Dataset rows about figures:
※

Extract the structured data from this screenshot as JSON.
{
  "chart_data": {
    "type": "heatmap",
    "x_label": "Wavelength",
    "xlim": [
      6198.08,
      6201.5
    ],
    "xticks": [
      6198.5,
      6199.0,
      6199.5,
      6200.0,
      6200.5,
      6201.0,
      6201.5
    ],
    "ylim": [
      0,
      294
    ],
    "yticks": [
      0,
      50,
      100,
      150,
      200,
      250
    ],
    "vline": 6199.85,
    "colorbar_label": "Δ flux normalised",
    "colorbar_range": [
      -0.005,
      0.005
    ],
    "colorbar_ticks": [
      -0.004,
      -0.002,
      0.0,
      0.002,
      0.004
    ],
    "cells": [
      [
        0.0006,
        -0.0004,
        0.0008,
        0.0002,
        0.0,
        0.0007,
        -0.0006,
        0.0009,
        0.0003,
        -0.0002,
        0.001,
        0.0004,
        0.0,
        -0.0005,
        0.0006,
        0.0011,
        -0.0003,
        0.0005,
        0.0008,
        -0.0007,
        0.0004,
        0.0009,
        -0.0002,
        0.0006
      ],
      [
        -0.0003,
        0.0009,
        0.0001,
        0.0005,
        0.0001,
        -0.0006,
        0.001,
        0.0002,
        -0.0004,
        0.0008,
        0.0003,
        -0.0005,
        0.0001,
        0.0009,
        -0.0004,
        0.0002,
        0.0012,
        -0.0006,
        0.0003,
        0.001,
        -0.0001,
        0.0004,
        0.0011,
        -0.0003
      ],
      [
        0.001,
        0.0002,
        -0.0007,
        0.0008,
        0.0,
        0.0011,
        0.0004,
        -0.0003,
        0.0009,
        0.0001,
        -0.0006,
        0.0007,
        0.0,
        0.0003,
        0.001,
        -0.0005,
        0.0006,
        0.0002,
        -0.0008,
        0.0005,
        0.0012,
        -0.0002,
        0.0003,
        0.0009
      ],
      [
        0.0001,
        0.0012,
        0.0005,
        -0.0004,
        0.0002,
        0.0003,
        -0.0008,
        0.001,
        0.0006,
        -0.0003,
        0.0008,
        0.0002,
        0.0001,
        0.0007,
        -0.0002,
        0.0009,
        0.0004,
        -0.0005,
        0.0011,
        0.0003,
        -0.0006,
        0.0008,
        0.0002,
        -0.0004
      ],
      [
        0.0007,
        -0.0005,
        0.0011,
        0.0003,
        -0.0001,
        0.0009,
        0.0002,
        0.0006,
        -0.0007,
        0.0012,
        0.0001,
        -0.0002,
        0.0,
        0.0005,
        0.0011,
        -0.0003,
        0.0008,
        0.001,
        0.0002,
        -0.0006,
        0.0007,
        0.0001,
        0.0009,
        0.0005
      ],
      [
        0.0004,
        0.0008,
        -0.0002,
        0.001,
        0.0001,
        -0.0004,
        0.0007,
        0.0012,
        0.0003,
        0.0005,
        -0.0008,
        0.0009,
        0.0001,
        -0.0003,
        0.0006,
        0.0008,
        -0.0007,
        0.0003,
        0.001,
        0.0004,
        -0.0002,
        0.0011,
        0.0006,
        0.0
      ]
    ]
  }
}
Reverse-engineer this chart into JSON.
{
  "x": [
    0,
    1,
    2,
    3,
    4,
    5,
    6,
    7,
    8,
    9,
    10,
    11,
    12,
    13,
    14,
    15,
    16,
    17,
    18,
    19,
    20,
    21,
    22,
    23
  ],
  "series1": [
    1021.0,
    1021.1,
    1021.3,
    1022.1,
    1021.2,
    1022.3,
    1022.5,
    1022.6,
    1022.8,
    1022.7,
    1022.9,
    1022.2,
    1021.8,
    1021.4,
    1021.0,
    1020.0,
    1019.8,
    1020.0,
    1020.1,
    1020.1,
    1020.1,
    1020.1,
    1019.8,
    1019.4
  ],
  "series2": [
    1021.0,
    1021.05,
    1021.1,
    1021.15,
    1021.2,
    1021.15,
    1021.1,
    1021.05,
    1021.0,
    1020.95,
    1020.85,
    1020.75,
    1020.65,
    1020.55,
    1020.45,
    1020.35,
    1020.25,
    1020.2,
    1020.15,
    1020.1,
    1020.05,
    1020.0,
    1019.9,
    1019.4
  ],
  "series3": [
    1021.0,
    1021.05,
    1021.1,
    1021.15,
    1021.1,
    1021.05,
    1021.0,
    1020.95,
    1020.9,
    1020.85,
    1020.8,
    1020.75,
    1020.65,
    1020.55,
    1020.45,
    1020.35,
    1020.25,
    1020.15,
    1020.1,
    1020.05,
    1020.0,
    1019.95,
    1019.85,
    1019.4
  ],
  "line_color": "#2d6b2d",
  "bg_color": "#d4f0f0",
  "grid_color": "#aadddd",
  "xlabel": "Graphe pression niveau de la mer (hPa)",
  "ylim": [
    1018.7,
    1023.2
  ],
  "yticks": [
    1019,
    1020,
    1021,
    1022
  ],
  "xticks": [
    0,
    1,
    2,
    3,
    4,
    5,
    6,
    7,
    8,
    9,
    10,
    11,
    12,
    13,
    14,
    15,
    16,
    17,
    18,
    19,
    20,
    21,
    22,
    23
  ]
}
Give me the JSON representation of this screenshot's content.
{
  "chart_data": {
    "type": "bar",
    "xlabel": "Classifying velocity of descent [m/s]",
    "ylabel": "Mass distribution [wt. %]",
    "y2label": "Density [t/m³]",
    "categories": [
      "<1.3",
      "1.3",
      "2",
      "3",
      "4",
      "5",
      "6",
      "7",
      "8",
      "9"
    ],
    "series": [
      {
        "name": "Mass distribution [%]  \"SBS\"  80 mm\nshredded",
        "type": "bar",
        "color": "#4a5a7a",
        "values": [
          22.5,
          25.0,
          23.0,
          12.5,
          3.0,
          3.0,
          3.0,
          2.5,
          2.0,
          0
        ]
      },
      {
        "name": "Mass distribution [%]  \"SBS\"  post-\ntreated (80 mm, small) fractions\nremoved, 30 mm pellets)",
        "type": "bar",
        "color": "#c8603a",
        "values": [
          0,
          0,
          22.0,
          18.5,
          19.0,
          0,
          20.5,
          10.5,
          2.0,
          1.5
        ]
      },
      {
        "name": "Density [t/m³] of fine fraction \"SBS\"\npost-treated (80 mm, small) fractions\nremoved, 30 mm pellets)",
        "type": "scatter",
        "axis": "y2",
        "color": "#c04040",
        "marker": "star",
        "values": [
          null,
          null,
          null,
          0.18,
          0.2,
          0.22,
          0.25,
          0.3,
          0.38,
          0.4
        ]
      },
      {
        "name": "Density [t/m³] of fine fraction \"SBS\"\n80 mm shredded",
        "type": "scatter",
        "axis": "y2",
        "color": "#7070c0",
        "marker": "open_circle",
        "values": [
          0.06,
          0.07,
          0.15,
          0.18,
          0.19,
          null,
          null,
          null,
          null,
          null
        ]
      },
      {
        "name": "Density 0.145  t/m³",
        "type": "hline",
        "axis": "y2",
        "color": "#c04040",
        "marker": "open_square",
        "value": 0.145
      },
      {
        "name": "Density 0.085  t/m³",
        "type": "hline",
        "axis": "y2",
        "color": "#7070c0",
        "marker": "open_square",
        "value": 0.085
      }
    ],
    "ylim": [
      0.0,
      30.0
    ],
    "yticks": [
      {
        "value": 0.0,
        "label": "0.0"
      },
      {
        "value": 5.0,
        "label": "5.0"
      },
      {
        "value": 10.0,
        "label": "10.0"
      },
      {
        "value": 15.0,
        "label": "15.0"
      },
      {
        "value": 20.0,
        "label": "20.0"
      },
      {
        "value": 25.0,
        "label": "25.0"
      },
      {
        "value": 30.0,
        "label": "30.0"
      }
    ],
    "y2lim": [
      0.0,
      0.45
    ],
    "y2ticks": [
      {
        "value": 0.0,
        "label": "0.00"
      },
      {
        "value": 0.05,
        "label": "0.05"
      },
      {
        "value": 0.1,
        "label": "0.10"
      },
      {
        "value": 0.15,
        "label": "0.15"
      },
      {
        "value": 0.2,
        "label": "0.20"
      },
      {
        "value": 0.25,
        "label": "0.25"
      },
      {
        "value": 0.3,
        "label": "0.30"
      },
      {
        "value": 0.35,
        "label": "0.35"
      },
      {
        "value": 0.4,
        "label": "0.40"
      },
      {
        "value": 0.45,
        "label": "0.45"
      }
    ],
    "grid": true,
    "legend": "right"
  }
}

※

Instructions for the task: Find the word "distribution" and list each line it appears in.

Response to the task:
    "ylabel": "Mass distribution [wt. %]",
        "name": "Mass distribution [%]  \"SBS\"  80 mm\nshredded",
        "name": "Mass distribution [%]  \"SBS\"  post-\ntreated (80 mm, small) fractions\nremoved, 30 mm pellets)",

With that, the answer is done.